■ WRITTEN EXERCISE ■
Copy out the listing exactly.

■ SUPPLIED RECORDS ■

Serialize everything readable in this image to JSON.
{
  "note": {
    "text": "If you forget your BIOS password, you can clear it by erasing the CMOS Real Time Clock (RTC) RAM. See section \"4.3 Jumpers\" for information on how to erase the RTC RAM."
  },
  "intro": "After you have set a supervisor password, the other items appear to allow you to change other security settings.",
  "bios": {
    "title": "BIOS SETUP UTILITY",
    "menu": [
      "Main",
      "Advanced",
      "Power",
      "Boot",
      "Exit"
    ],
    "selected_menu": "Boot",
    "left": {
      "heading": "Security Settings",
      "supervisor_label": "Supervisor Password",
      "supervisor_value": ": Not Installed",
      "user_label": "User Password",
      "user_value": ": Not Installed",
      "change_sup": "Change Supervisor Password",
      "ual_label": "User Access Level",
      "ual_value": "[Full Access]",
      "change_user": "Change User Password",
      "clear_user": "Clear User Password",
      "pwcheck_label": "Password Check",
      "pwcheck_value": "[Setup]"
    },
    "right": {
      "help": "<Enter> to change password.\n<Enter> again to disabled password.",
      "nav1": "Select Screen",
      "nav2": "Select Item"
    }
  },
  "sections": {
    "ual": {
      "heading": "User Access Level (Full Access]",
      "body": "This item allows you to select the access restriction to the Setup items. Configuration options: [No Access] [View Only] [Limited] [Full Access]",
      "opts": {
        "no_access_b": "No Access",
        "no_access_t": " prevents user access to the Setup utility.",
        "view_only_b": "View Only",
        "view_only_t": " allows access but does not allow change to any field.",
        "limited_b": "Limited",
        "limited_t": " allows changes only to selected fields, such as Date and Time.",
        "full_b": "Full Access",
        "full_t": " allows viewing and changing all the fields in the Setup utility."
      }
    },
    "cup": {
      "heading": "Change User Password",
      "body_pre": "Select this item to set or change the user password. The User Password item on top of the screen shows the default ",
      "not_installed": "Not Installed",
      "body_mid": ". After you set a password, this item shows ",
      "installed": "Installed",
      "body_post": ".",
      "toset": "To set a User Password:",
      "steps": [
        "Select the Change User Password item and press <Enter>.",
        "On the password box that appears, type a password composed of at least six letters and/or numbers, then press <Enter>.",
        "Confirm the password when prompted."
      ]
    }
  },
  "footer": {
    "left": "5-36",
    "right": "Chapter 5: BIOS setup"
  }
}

■ CORRECT RESPONSE ■
Serialize everything readable in this image to JSON.
{
  "note": {
    "text": "If you forget your BIOS password, you can clear it by erasing the CMOS Real Time Clock (RTC) RAM. See section \"4.3 Jumpers\" for information on how to erase the RTC RAM."
  },
  "intro": "After you have set a supervisor password, the other items appear to allow you to change other security settings.",
  "bios": {
    "title": "BIOS SETUP UTILITY",
    "menu": [
      "Main",
      "Advanced",
      "Power",
      "Boot",
      "Exit"
    ],
    "selected_menu": "Boot",
    "left": {
      "heading": "Security Settings",
      "supervisor_label": "Supervisor Password",
      "supervisor_value": ": Not Installed",
      "user_label": "User Password",
      "user_value": ": Not Installed",
      "change_sup": "Change Supervisor Password",
      "ual_label": "User Access Level",
      "ual_value": "[Full Access]",
      "change_user": "Change User Password",
      "clear_user": "Clear User Password",
      "pwcheck_label": "Password Check",
      "pwcheck_value": "[Setup]"
    },
    "right": {
      "help": "<Enter> to change password.\n<Enter> again to disabled password.",
      "nav1": "Select Screen",
      "nav2": "Select Item"
    }
  },
  "sections": {
    "ual": {
      "heading": "User Access Level (Full Access]",
      "body": "This item allows you to select the access restriction to the Setup items. Configuration options: [No Access] [View Only] [Limited] [Full Access]",
      "opts": {
        "no_access_b": "No Access",
        "no_access_t": " prevents user access to the Setup utility.",
        "view_only_b": "View Only",
        "view_only_t": " allows access but does not allow change to any field.",
        "limited_b": "Limited",
        "limited_t": " allows changes only to selected fields, such as Date and Time.",
        "full_b": "Full Access",
        "full_t": " allows viewing and changing all the fields in the Setup utility."
      }
    },
    "cup": {
      "heading": "Change User Password",
      "body_pre": "Select this item to set or change the user password. The User Password item on top of the screen shows the default ",
      "not_installed": "Not Installed",
      "body_mid": ". After you set a password, this item shows ",
      "installed": "Installed",
      "body_post": ".",
      "toset": "To set a User Password:",
      "steps": [
        "Select the Change User Password item and press <Enter>.",
        "On the password box that appears, type a password composed of at least six letters and/or numbers, then press <Enter>.",
        "Confirm the password when prompted."
      ]
    }
  },
  "footer": {
    "left": "5-36",
    "right": "Chapter 5: BIOS setup"
  }
}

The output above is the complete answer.